* _Set problem_:
Copy every line from the data below in which the string "房屋建设" can be found.

* _Listing_:

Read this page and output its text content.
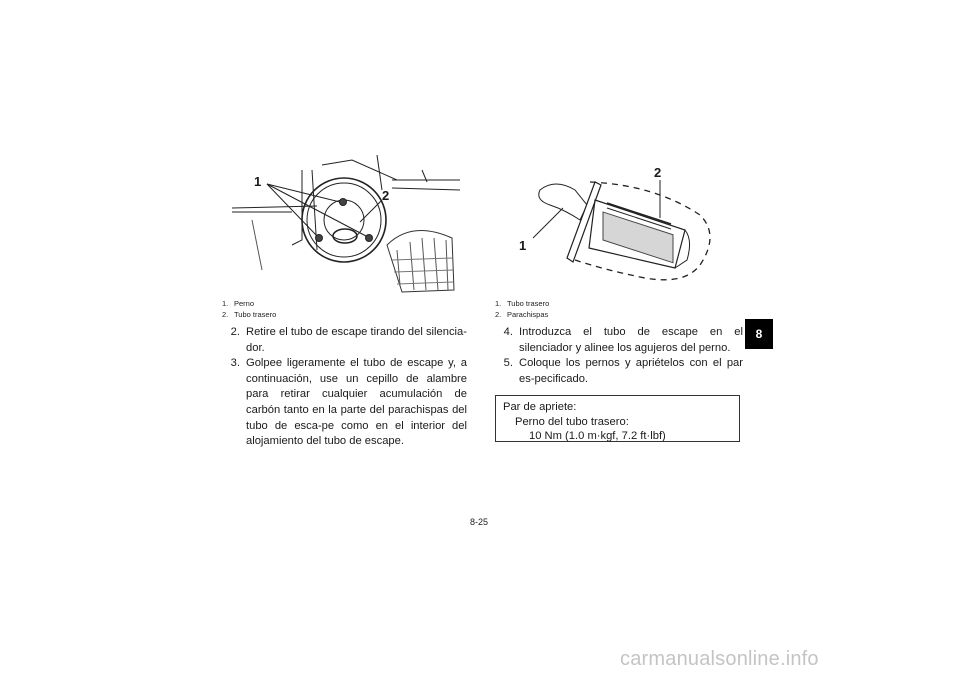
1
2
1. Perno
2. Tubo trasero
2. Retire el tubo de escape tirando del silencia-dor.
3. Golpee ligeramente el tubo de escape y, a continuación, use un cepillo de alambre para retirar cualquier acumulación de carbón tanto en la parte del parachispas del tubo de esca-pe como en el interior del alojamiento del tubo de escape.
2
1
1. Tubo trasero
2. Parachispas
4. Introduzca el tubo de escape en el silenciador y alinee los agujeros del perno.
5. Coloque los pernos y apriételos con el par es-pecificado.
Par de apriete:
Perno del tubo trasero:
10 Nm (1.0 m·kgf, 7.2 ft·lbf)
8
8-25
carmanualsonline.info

---

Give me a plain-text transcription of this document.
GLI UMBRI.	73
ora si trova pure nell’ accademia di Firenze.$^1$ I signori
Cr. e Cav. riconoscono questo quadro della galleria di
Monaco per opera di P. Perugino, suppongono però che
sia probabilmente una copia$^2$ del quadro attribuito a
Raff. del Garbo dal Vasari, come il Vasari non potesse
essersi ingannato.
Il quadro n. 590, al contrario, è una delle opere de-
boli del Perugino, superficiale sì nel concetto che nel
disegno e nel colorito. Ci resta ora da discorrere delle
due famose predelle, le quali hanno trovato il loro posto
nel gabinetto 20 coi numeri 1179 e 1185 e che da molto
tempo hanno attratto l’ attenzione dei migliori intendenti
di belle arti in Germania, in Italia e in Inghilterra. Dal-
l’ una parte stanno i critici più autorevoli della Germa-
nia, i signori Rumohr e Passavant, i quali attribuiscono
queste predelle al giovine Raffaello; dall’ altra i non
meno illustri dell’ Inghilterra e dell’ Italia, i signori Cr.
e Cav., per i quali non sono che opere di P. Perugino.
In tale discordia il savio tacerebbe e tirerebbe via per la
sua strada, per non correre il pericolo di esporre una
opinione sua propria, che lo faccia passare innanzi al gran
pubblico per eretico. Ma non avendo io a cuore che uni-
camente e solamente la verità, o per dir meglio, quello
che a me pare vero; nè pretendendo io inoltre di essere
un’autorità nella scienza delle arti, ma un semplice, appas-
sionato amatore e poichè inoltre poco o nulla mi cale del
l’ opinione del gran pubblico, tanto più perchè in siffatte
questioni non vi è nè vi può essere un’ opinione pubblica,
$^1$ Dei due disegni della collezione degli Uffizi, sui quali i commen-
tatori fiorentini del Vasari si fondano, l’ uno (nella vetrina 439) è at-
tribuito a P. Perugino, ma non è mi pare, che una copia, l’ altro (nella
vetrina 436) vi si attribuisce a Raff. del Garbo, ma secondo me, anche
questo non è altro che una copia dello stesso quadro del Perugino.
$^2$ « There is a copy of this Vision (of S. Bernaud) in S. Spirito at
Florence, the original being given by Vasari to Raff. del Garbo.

* * *

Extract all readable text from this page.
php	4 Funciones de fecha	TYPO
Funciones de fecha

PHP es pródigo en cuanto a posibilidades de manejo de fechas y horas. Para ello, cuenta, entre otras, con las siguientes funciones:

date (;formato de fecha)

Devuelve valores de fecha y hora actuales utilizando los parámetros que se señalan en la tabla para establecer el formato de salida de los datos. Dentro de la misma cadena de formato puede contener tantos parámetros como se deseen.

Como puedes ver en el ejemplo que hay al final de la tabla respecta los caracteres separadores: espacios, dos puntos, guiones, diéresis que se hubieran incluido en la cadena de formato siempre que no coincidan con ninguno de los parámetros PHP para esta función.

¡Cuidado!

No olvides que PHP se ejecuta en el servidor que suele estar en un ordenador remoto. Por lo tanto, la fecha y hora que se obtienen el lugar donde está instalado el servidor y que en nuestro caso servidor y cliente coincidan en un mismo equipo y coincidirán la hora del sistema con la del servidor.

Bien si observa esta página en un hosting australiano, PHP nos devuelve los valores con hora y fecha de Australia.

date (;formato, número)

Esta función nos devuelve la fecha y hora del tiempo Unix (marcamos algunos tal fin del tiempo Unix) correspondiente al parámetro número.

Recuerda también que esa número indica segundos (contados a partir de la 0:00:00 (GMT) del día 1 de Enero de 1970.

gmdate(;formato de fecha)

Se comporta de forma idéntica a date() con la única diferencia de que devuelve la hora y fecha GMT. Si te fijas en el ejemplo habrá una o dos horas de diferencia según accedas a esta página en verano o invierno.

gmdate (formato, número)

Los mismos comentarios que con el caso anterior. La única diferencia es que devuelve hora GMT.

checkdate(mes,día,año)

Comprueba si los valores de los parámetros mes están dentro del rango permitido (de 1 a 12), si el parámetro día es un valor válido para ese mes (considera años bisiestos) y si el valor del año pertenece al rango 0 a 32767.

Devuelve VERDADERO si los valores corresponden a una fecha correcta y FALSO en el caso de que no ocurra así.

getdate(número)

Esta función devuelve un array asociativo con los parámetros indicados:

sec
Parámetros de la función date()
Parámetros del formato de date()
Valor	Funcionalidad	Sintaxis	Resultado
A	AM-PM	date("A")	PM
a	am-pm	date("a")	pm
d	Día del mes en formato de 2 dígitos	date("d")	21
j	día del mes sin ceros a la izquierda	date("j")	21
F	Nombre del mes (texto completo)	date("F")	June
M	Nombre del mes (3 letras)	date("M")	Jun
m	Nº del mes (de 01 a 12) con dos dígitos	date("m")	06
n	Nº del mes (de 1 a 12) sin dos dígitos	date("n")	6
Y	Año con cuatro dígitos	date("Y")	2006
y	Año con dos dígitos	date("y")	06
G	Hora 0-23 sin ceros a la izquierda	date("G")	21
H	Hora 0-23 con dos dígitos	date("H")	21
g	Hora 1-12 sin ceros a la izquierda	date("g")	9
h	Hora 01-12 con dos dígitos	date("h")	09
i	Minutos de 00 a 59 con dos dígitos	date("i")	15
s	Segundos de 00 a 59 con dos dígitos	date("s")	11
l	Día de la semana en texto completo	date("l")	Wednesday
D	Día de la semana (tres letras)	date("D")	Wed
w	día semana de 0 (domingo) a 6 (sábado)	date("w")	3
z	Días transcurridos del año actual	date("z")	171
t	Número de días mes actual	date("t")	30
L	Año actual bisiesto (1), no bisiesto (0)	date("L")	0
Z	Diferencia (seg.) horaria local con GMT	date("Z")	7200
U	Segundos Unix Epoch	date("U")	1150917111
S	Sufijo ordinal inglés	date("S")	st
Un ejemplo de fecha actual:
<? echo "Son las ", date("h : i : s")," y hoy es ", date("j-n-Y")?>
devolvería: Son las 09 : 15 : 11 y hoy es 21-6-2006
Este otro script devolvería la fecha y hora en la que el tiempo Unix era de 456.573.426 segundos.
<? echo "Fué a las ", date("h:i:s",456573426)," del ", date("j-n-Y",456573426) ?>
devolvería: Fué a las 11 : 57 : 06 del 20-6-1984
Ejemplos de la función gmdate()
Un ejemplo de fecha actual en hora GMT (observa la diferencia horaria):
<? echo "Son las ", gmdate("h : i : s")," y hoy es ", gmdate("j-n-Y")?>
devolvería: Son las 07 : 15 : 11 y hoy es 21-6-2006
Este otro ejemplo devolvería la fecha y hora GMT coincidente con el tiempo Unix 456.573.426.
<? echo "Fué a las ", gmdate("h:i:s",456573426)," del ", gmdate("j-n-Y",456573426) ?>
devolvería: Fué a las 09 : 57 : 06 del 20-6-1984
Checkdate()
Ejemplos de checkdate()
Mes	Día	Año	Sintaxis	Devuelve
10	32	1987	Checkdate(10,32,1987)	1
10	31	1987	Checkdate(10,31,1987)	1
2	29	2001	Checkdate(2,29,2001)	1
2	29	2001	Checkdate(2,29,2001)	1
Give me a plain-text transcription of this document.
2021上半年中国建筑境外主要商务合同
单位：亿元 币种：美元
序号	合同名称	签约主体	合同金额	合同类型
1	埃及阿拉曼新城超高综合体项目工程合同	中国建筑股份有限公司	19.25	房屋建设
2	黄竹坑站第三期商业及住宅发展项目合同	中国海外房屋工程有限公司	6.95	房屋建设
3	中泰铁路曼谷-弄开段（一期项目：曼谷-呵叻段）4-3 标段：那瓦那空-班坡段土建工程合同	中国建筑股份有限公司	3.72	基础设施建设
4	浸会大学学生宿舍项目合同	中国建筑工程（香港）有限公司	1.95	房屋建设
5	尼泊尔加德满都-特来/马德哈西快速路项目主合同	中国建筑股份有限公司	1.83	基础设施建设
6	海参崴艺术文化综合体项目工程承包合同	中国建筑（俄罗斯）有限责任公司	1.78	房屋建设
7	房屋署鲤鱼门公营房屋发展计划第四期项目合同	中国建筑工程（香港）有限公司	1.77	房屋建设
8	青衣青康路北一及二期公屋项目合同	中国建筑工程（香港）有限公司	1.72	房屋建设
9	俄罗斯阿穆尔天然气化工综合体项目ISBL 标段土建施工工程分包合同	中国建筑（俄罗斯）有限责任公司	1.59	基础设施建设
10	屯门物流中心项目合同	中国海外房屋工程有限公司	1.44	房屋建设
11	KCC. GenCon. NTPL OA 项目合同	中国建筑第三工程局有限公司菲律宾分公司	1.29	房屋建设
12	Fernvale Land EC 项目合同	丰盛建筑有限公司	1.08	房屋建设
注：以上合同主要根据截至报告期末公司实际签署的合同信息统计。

* _Solved problem_:
1	埃及阿拉曼新城超高综合体项目工程合同	中国建筑股份有限公司	19.25	房屋建设
2	黄竹坑站第三期商业及住宅发展项目合同	中国海外房屋工程有限公司	6.95	房屋建设
4	浸会大学学生宿舍项目合同	中国建筑工程（香港）有限公司	1.95	房屋建设
6	海参崴艺术文化综合体项目工程承包合同	中国建筑（俄罗斯）有限责任公司	1.78	房屋建设
7	房屋署鲤鱼门公营房屋发展计划第四期项目合同	中国建筑工程（香港）有限公司	1.77	房屋建设
8	青衣青康路北一及二期公屋项目合同	中国建筑工程（香港）有限公司	1.72	房屋建设
10	屯门物流中心项目合同	中国海外房屋工程有限公司	1.44	房屋建设
11	KCC. GenCon. NTPL OA 项目合同	中国建筑第三工程局有限公司菲律宾分公司	1.29	房屋建设
12	Fernvale Land EC 项目合同	丰盛建筑有限公司	1.08	房屋建设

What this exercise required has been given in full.